---------- Excerpted data

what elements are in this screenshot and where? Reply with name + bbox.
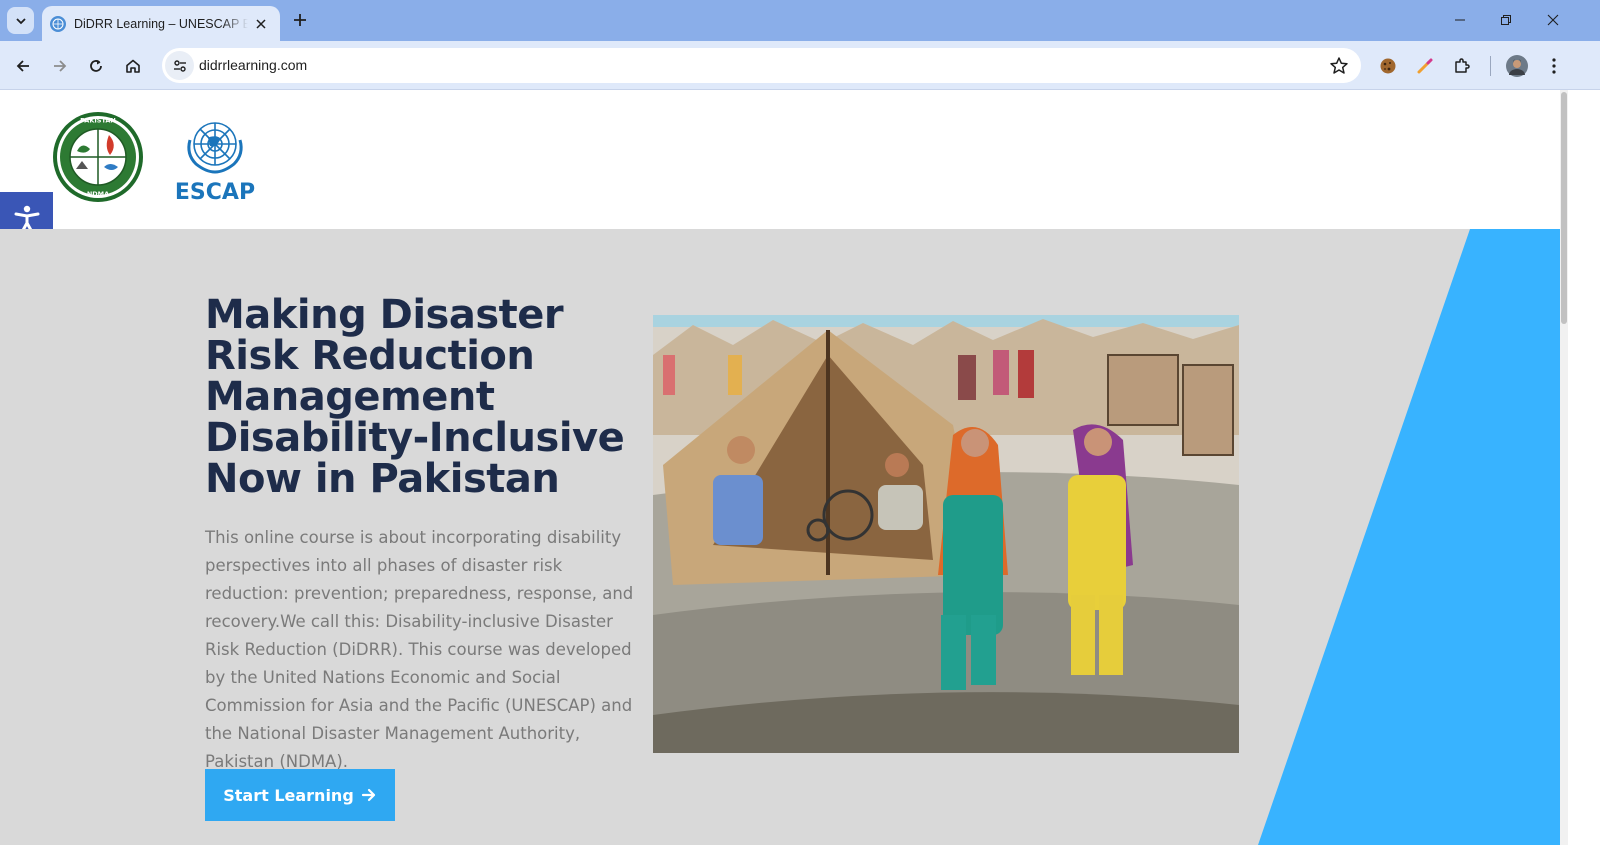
- address-bar[interactable]: didrrlearning.com: [162, 48, 1361, 83]
- svg-text:ESCAP: ESCAP: [175, 180, 255, 205]
- url-text: didrrlearning.com: [199, 57, 308, 73]
- start-learning-label: Start Learning: [223, 785, 354, 805]
- reload-icon: [90, 60, 102, 72]
- home-icon: [126, 59, 140, 73]
- profile-avatar[interactable]: [1505, 54, 1529, 78]
- color-picker-extension-icon[interactable]: [1413, 54, 1437, 78]
- arrow-right-icon: [361, 788, 375, 802]
- restore-icon: [1501, 15, 1511, 25]
- tab-search-button[interactable]: [7, 7, 34, 34]
- tab-title: DiDRR Learning – UNESCAP E-L: [74, 16, 248, 31]
- hero-illustration: [653, 315, 1239, 753]
- page-scrollbar[interactable]: [1560, 90, 1568, 845]
- browser-titlebar: DiDRR Learning – UNESCAP E-L: [0, 0, 1600, 41]
- site-header: PAKISTAN NDMA ESCAP: [0, 90, 1560, 229]
- tab-close-button[interactable]: [252, 15, 270, 33]
- svg-text:PAKISTAN: PAKISTAN: [80, 117, 116, 125]
- restore-button[interactable]: [1492, 8, 1520, 32]
- scrollbar-thumb[interactable]: [1561, 92, 1567, 324]
- back-button[interactable]: [10, 53, 36, 79]
- extensions-puzzle-icon[interactable]: [1450, 54, 1474, 78]
- minimize-button[interactable]: [1446, 8, 1474, 32]
- arrow-right-icon: [54, 60, 67, 72]
- arrow-left-icon: [16, 60, 29, 72]
- reload-button[interactable]: [83, 53, 109, 79]
- new-tab-button[interactable]: [290, 10, 310, 30]
- un-globe-icon: [50, 15, 66, 32]
- more-vert-icon: [1552, 58, 1556, 74]
- escap-logo[interactable]: ESCAP: [168, 110, 262, 206]
- start-learning-button[interactable]: Start Learning: [205, 769, 395, 821]
- chevron-down-icon: [15, 17, 26, 24]
- plus-icon: [294, 14, 306, 26]
- ndma-logo[interactable]: PAKISTAN NDMA: [52, 111, 144, 203]
- close-icon: [1547, 14, 1559, 26]
- hero-section: Making Disaster Risk Reduction Managemen…: [0, 229, 1560, 845]
- hero-description: This online course is about incorporatin…: [205, 528, 634, 771]
- hero-title: Making Disaster Risk Reduction Managemen…: [205, 292, 625, 502]
- browser-tab-active[interactable]: DiDRR Learning – UNESCAP E-L: [42, 6, 280, 41]
- home-button[interactable]: [120, 53, 146, 79]
- close-icon: [256, 18, 266, 29]
- toolbar-separator: [1490, 56, 1491, 76]
- browser-toolbar: didrrlearning.com: [0, 41, 1600, 90]
- cookie-extension-icon[interactable]: [1376, 54, 1400, 78]
- tune-icon: [173, 59, 186, 72]
- forward-button[interactable]: [47, 53, 73, 79]
- site-info-button[interactable]: [165, 51, 194, 80]
- browser-menu-button[interactable]: [1542, 54, 1566, 78]
- minimize-icon: [1455, 19, 1465, 21]
- bookmark-star-icon[interactable]: [1329, 56, 1349, 76]
- svg-text:NDMA: NDMA: [87, 190, 109, 198]
- web-page: PAKISTAN NDMA ESCAP Making Disaster Risk…: [0, 90, 1560, 845]
- close-window-button[interactable]: [1539, 8, 1567, 32]
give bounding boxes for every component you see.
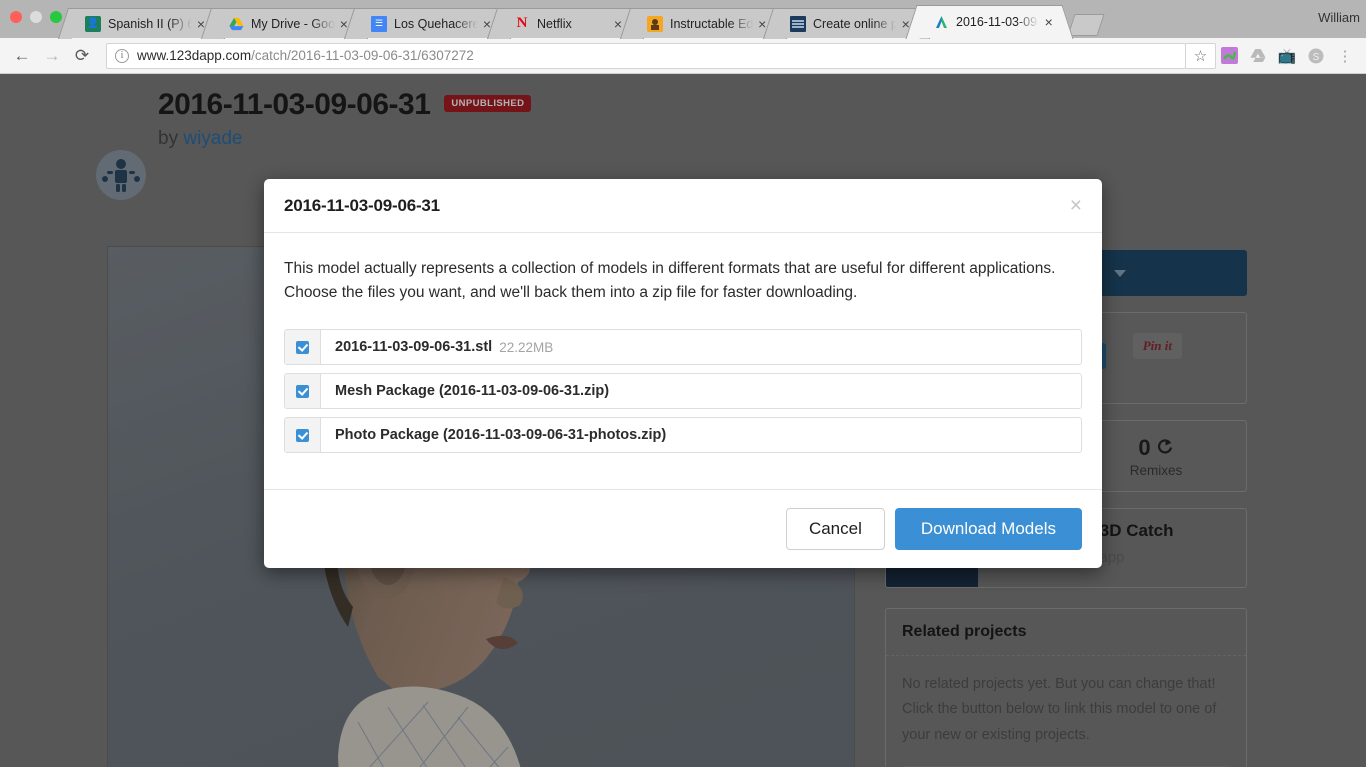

--------------------

◆ **Exercise goal**
Reproduce all of the material above with each "interactable" changed to "clickable" and everything else left the same. Omit the pictures.

◆ **Output for this exercise**
what elements are in this screenshot and where? Reply with name + bbox.
- address-bar[clickable]: didrrlearning.com: [162, 48, 1361, 83]
- svg-text:ESCAP: ESCAP: [175, 180, 255, 205]
- url-text: didrrlearning.com: [199, 57, 308, 73]
- start-learning-label: Start Learning: [223, 785, 354, 805]
- reload-icon: [90, 60, 102, 72]
- home-icon: [126, 59, 140, 73]
- profile-avatar[clickable]: [1505, 54, 1529, 78]
- color-picker-extension-icon[clickable]: [1413, 54, 1437, 78]
- arrow-right-icon: [361, 788, 375, 802]
- restore-icon: [1501, 15, 1511, 25]
- tab-search-button[clickable]: [7, 7, 34, 34]
- tab-title: DiDRR Learning – UNESCAP E-L: [74, 16, 248, 31]
- hero-illustration: [653, 315, 1239, 753]
- page-scrollbar[clickable]: [1560, 90, 1568, 845]
- browser-titlebar: DiDRR Learning – UNESCAP E-L: [0, 0, 1600, 41]
- site-header: PAKISTAN NDMA ESCAP: [0, 90, 1560, 229]
- tab-close-button[clickable]: [252, 15, 270, 33]
- svg-text:PAKISTAN: PAKISTAN: [80, 117, 116, 125]
- restore-button[clickable]: [1492, 8, 1520, 32]
- scrollbar-thumb[clickable]: [1561, 92, 1567, 324]
- back-button[clickable]: [10, 53, 36, 79]
- extensions-puzzle-icon[clickable]: [1450, 54, 1474, 78]
- minimize-button[clickable]: [1446, 8, 1474, 32]
- arrow-right-icon: [54, 60, 67, 72]
- arrow-left-icon: [16, 60, 29, 72]
- reload-button[clickable]: [83, 53, 109, 79]
- new-tab-button[clickable]: [290, 10, 310, 30]
- un-globe-icon: [50, 15, 66, 32]
- more-vert-icon: [1552, 58, 1556, 74]
- escap-logo[clickable]: ESCAP: [168, 110, 262, 206]
- start-learning-button[clickable]: Start Learning: [205, 769, 395, 821]
- chevron-down-icon: [15, 17, 26, 24]
- plus-icon: [294, 14, 306, 26]
- ndma-logo[clickable]: PAKISTAN NDMA: [52, 111, 144, 203]
- close-icon: [1547, 14, 1559, 26]
- hero-section: Making Disaster Risk Reduction Managemen…: [0, 229, 1560, 845]
- hero-description: This online course is about incorporatin…: [205, 528, 634, 771]
- hero-title: Making Disaster Risk Reduction Managemen…: [205, 292, 625, 502]
- browser-tab-active[clickable]: DiDRR Learning – UNESCAP E-L: [42, 6, 280, 41]
- home-button[clickable]: [120, 53, 146, 79]
- close-icon: [256, 18, 266, 29]
- toolbar-separator: [1490, 56, 1491, 76]
- browser-toolbar: didrrlearning.com: [0, 41, 1600, 90]
- cookie-extension-icon[clickable]: [1376, 54, 1400, 78]
- tune-icon: [173, 59, 186, 72]
- forward-button[clickable]: [47, 53, 73, 79]
- site-info-button[clickable]: [165, 51, 194, 80]
- browser-menu-button[clickable]: [1542, 54, 1566, 78]
- minimize-icon: [1455, 19, 1465, 21]
- bookmark-star-icon[clickable]: [1329, 56, 1349, 76]
- svg-text:NDMA: NDMA: [87, 190, 109, 198]
- web-page: PAKISTAN NDMA ESCAP Making Disaster Risk…: [0, 90, 1560, 845]
- close-window-button[clickable]: [1539, 8, 1567, 32]
give bounding boxes for every component you see.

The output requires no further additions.